STATED TASK:
Search the material and gather each line with "Feed" in it.

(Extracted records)

=======

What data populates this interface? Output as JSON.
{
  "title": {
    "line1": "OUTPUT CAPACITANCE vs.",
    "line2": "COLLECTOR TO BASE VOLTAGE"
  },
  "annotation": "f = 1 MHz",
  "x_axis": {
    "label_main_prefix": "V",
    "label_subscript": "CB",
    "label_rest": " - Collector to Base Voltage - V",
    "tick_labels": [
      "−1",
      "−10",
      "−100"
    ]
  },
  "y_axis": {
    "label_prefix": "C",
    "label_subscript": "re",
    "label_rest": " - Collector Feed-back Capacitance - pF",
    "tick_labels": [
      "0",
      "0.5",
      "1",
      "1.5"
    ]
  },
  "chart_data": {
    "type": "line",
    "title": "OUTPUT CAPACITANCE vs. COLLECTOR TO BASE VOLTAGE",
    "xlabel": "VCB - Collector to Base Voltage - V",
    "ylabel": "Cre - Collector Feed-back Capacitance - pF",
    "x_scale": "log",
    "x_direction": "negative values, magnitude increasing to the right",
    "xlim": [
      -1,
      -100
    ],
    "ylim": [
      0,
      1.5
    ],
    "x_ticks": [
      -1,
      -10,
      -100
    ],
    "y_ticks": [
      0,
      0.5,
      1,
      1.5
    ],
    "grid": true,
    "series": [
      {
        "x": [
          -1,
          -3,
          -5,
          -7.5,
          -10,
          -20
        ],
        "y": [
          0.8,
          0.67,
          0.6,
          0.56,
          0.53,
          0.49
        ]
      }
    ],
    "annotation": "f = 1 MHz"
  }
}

=======

CORRECT ANSWER:
    "label_rest": " - Collector Feed-back Capacitance - pF",
    "ylabel": "Cre - Collector Feed-back Capacitance - pF",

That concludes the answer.